DATA SUPPLIED:
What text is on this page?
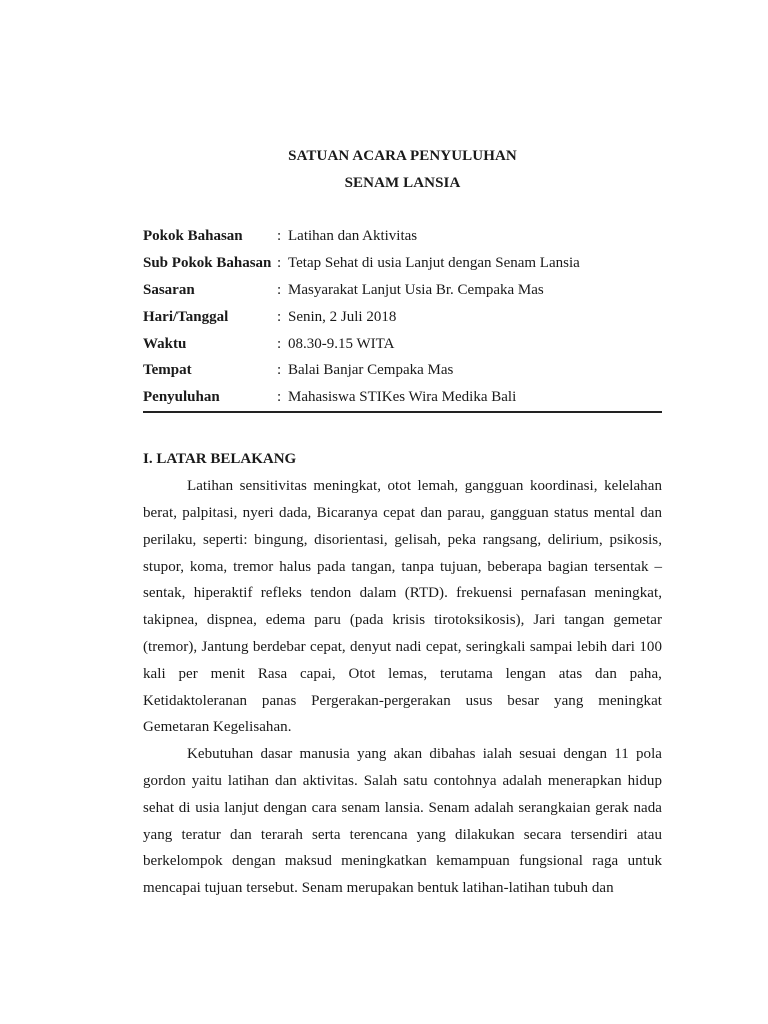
SATUAN ACARA PENYULUHAN

SENAM LANSIA

Pokok Bahasan	: Latihan dan Aktivitas
Sub Pokok Bahasan : Tetap Sehat di usia Lanjut dengan Senam Lansia
Sasaran	: Masyarakat Lanjut Usia Br. Cempaka Mas
Hari/Tanggal	: Senin, 2 Juli 2018
Waktu	: 08.30-9.15 WITA
Tempat	: Balai Banjar Cempaka Mas
Penyuluhan	: Mahasiswa STIKes Wira Medika Bali
I. LATAR BELAKANG

Latihan sensitivitas meningkat, otot lemah, gangguan koordinasi, kelelahan berat, palpitasi, nyeri dada, Bicaranya cepat dan parau, gangguan status mental dan perilaku, seperti: bingung, disorientasi, gelisah, peka rangsang, delirium, psikosis, stupor, koma, tremor halus pada tangan, tanpa tujuan, beberapa bagian tersentak – sentak, hiperaktif refleks tendon dalam (RTD). frekuensi pernafasan meningkat, takipnea, dispnea, edema paru (pada krisis tirotoksikosis), Jari tangan gemetar (tremor), Jantung berdebar cepat, denyut nadi cepat, seringkali sampai lebih dari 100 kali per menit Rasa capai, Otot lemas, terutama lengan atas dan paha, Ketidaktoleranan panas Pergerakan-pergerakan usus besar yang meningkat Gemetaran Kegelisahan.

Kebutuhan dasar manusia yang akan dibahas ialah sesuai dengan 11 pola gordon yaitu latihan dan aktivitas. Salah satu contohnya adalah menerapkan hidup sehat di usia lanjut dengan cara senam lansia. Senam adalah serangkaian gerak nada yang teratur dan terarah serta terencana yang dilakukan secara tersendiri atau berkelompok dengan maksud meningkatkan kemampuan fungsional raga untuk mencapai tujuan tersebut. Senam merupakan bentuk latihan-latihan tubuh dan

REQUEST:
Keep the pictures out of your copy, and repeat every entry above exactly.

TASK RESULT:
What text is on this page?
SATUAN ACARA PENYULUHAN

SENAM LANSIA

Pokok Bahasan	: Latihan dan Aktivitas
Sub Pokok Bahasan : Tetap Sehat di usia Lanjut dengan Senam Lansia
Sasaran	: Masyarakat Lanjut Usia Br. Cempaka Mas
Hari/Tanggal	: Senin, 2 Juli 2018
Waktu	: 08.30-9.15 WITA
Tempat	: Balai Banjar Cempaka Mas
Penyuluhan	: Mahasiswa STIKes Wira Medika Bali
I. LATAR BELAKANG

Latihan sensitivitas meningkat, otot lemah, gangguan koordinasi, kelelahan berat, palpitasi, nyeri dada, Bicaranya cepat dan parau, gangguan status mental dan perilaku, seperti: bingung, disorientasi, gelisah, peka rangsang, delirium, psikosis, stupor, koma, tremor halus pada tangan, tanpa tujuan, beberapa bagian tersentak – sentak, hiperaktif refleks tendon dalam (RTD). frekuensi pernafasan meningkat, takipnea, dispnea, edema paru (pada krisis tirotoksikosis), Jari tangan gemetar (tremor), Jantung berdebar cepat, denyut nadi cepat, seringkali sampai lebih dari 100 kali per menit Rasa capai, Otot lemas, terutama lengan atas dan paha, Ketidaktoleranan panas Pergerakan-pergerakan usus besar yang meningkat Gemetaran Kegelisahan.

Kebutuhan dasar manusia yang akan dibahas ialah sesuai dengan 11 pola gordon yaitu latihan dan aktivitas. Salah satu contohnya adalah menerapkan hidup sehat di usia lanjut dengan cara senam lansia. Senam adalah serangkaian gerak nada yang teratur dan terarah serta terencana yang dilakukan secara tersendiri atau berkelompok dengan maksud meningkatkan kemampuan fungsional raga untuk mencapai tujuan tersebut. Senam merupakan bentuk latihan-latihan tubuh dan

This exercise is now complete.